Task to carry out => Copy every entry exactly.

Provided information =>
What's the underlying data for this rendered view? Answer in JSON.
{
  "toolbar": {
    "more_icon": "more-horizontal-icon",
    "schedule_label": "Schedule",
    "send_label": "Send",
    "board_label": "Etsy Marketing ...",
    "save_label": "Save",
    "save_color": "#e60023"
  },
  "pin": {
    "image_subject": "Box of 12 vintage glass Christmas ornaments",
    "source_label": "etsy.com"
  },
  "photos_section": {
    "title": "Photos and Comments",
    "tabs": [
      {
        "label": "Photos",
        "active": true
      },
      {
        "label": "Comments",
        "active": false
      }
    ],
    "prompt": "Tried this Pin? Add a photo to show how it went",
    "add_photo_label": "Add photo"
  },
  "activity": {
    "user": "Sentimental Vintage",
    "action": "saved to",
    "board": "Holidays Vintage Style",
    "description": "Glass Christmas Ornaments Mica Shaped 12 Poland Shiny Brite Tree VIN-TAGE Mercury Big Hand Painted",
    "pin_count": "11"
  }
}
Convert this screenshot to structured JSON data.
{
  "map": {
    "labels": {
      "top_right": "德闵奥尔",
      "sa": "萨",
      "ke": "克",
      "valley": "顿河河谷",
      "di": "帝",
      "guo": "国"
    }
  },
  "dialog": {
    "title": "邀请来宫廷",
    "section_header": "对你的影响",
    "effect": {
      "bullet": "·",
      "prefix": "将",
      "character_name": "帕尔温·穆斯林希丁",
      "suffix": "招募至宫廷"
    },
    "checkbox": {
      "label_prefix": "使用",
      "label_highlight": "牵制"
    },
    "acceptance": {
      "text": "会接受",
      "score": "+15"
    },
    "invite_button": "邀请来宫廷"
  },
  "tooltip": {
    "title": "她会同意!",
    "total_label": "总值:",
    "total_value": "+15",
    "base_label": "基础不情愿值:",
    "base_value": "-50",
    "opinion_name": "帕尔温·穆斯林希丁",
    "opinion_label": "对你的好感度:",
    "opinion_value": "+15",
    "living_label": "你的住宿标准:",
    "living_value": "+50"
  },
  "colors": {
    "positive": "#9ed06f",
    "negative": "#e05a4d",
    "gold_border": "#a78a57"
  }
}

Complete response =>
What's the underlying data for this rendered view? Answer in JSON.
{
  "toolbar": {
    "more_icon": "more-horizontal-icon",
    "schedule_label": "Schedule",
    "send_label": "Send",
    "board_label": "Etsy Marketing ...",
    "save_label": "Save",
    "save_color": "#e60023"
  },
  "pin": {
    "image_subject": "Box of 12 vintage glass Christmas ornaments",
    "source_label": "etsy.com"
  },
  "photos_section": {
    "title": "Photos and Comments",
    "tabs": [
      {
        "label": "Photos",
        "active": true
      },
      {
        "label": "Comments",
        "active": false
      }
    ],
    "prompt": "Tried this Pin? Add a photo to show how it went",
    "add_photo_label": "Add photo"
  },
  "activity": {
    "user": "Sentimental Vintage",
    "action": "saved to",
    "board": "Holidays Vintage Style",
    "description": "Glass Christmas Ornaments Mica Shaped 12 Poland Shiny Brite Tree VIN-TAGE Mercury Big Hand Painted",
    "pin_count": "11"
  }
}
Convert this screenshot to structured JSON data.
{
  "map": {
    "labels": {
      "top_right": "德闵奥尔",
      "sa": "萨",
      "ke": "克",
      "valley": "顿河河谷",
      "di": "帝",
      "guo": "国"
    }
  },
  "dialog": {
    "title": "邀请来宫廷",
    "section_header": "对你的影响",
    "effect": {
      "bullet": "·",
      "prefix": "将",
      "character_name": "帕尔温·穆斯林希丁",
      "suffix": "招募至宫廷"
    },
    "checkbox": {
      "label_prefix": "使用",
      "label_highlight": "牵制"
    },
    "acceptance": {
      "text": "会接受",
      "score": "+15"
    },
    "invite_button": "邀请来宫廷"
  },
  "tooltip": {
    "title": "她会同意!",
    "total_label": "总值:",
    "total_value": "+15",
    "base_label": "基础不情愿值:",
    "base_value": "-50",
    "opinion_name": "帕尔温·穆斯林希丁",
    "opinion_label": "对你的好感度:",
    "opinion_value": "+15",
    "living_label": "你的住宿标准:",
    "living_value": "+50"
  },
  "colors": {
    "positive": "#9ed06f",
    "negative": "#e05a4d",
    "gold_border": "#a78a57"
  }
}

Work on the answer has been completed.